#### DIRECTIONS FOR THIS TASK
Restate the whole listing word for word. Pictures are left out.
— Start DATA SUPPLIED —
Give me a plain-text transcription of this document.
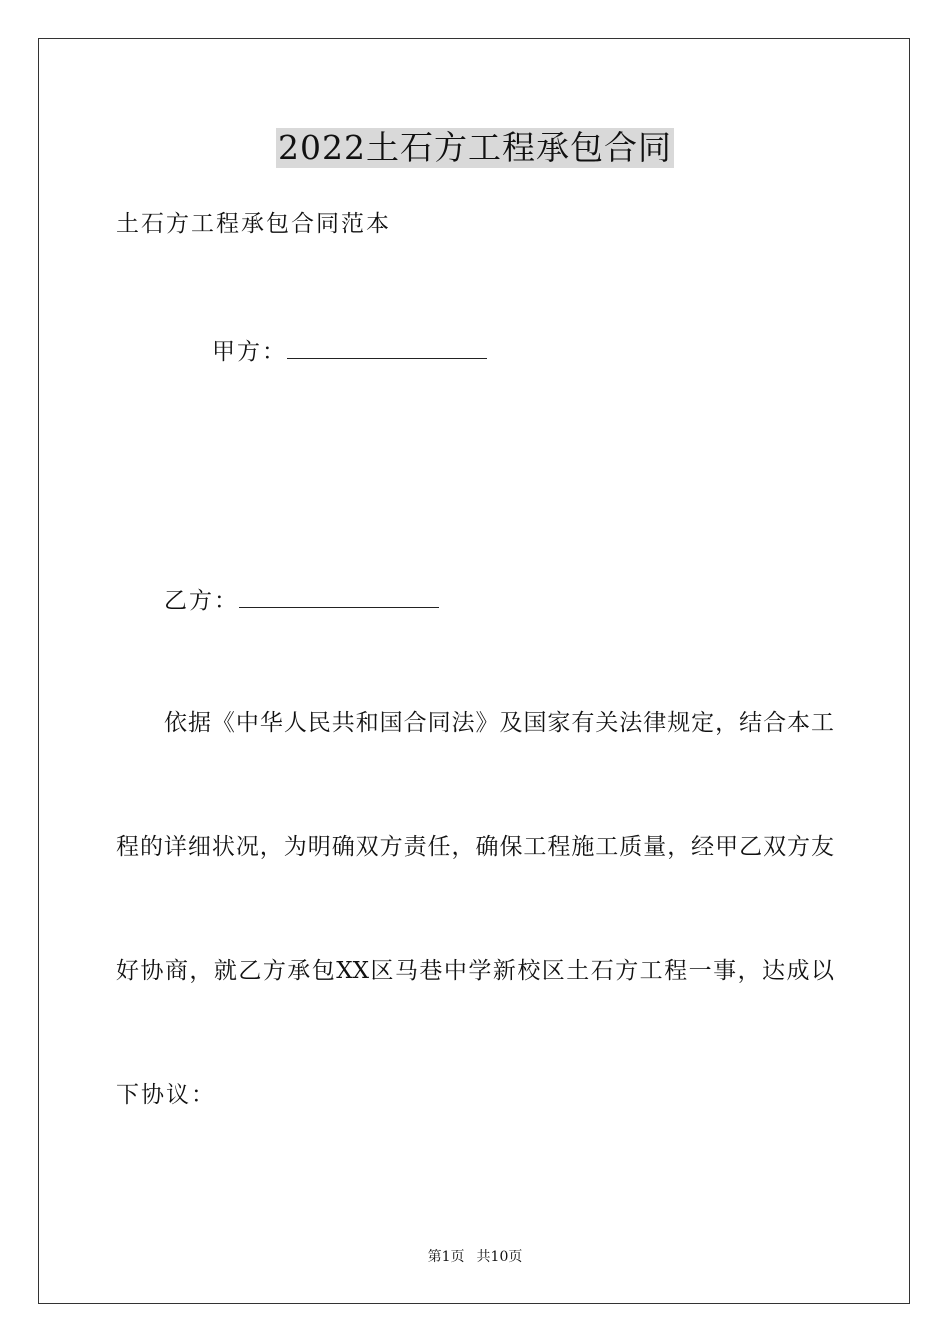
2022土石方工程承包合同
土石方工程承包合同范本
甲方：
乙方：
依据《中华人民共和国合同法》及国家有关法律规定，结合本工
程的详细状况，为明确双方责任，确保工程施工质量，经甲乙双方友
好协商，就乙方承包XX区马巷中学新校区土石方工程一事，达成以
下协议：
第1页 共10页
— End DATA SUPPLIED —
#### SOLVED EXERCISE
Give me a plain-text transcription of this document.
2022土石方工程承包合同
土石方工程承包合同范本
甲方：
乙方：
依据《中华人民共和国合同法》及国家有关法律规定，结合本工
程的详细状况，为明确双方责任，确保工程施工质量，经甲乙双方友
好协商，就乙方承包XX区马巷中学新校区土石方工程一事，达成以
下协议：
第1页 共10页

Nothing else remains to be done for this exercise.